*Given request*:
Read through the records below and copy each line that uses the word "检测结果均为阴性".

*Provided entries*:
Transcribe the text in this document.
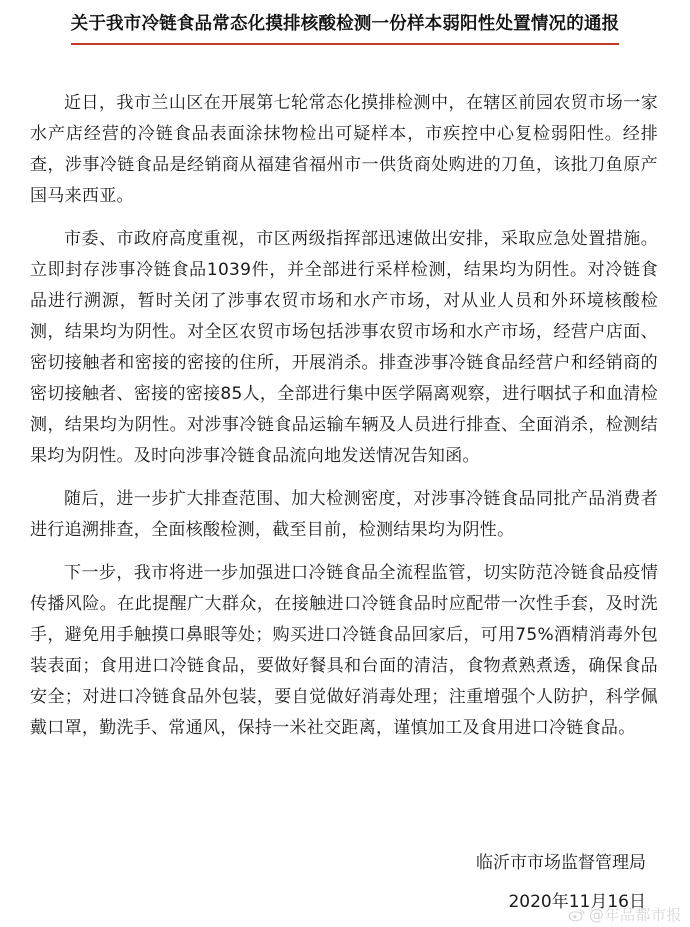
关于我市冷链食品常态化摸排核酸检测一份样本弱阳性处置情况的通报

近日，我市兰山区在开展第七轮常态化摸排检测中，在辖区前园农贸市场一家水产店经营的冷链食品表面涂抹物检出可疑样本，市疾控中心复检弱阳性。经排查，涉事冷链食品是经销商从福建省福州市一供货商处购进的刀鱼，该批刀鱼原产国马来西亚。

市委、市政府高度重视，市区两级指挥部迅速做出安排，采取应急处置措施。立即封存涉事冷链食品1039件，并全部进行采样检测，结果均为阴性。对冷链食品进行溯源，暂时关闭了涉事农贸市场和水产市场，对从业人员和外环境核酸检测，结果均为阴性。对全区农贸市场包括涉事农贸市场和水产市场，经营户店面、密切接触者和密接的密接的住所，开展消杀。排查涉事冷链食品经营户和经销商的密切接触者、密接的密接85人，全部进行集中医学隔离观察，进行咽拭子和血清检测，结果均为阴性。对涉事冷链食品运输车辆及人员进行排查、全面消杀，检测结果均为阴性。及时向涉事冷链食品流向地发送情况告知函。

随后，进一步扩大排查范围、加大检测密度，对涉事冷链食品同批产品消费者进行追溯排查，全面核酸检测，截至目前，检测结果均为阴性。

下一步，我市将进一步加强进口冷链食品全流程监管，切实防范冷链食品疫情传播风险。在此提醒广大群众，在接触进口冷链食品时应配带一次性手套，及时洗手，避免用手触摸口鼻眼等处；购买进口冷链食品回家后，可用75%酒精消毒外包装表面；食用进口冷链食品，要做好餐具和台面的清洁，食物煮熟煮透，确保食品安全；对进口冷链食品外包装，要自觉做好消毒处理；注重增强个人防护，科学佩戴口罩，勤洗手、常通风，保持一米社交距离，谨慎加工及食用进口冷链食品。

临沂市市场监督管理局
2020年11月16日
@年品都市报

*Task answer*:
市委、市政府高度重视，市区两级指挥部迅速做出安排，采取应急处置措施。立即封存涉事冷链食品1039件，并全部进行采样检测，结果均为阴性。对冷链食品进行溯源，暂时关闭了涉事农贸市场和水产市场，对从业人员和外环境核酸检测，结果均为阴性。对全区农贸市场包括涉事农贸市场和水产市场，经营户店面、密切接触者和密接的密接的住所，开展消杀。排查涉事冷链食品经营户和经销商的密切接触者、密接的密接85人，全部进行集中医学隔离观察，进行咽拭子和血清检测，结果均为阴性。对涉事冷链食品运输车辆及人员进行排查、全面消杀，检测结果均为阴性。及时向涉事冷链食品流向地发送情况告知函。
随后，进一步扩大排查范围、加大检测密度，对涉事冷链食品同批产品消费者进行追溯排查，全面核酸检测，截至目前，检测结果均为阴性。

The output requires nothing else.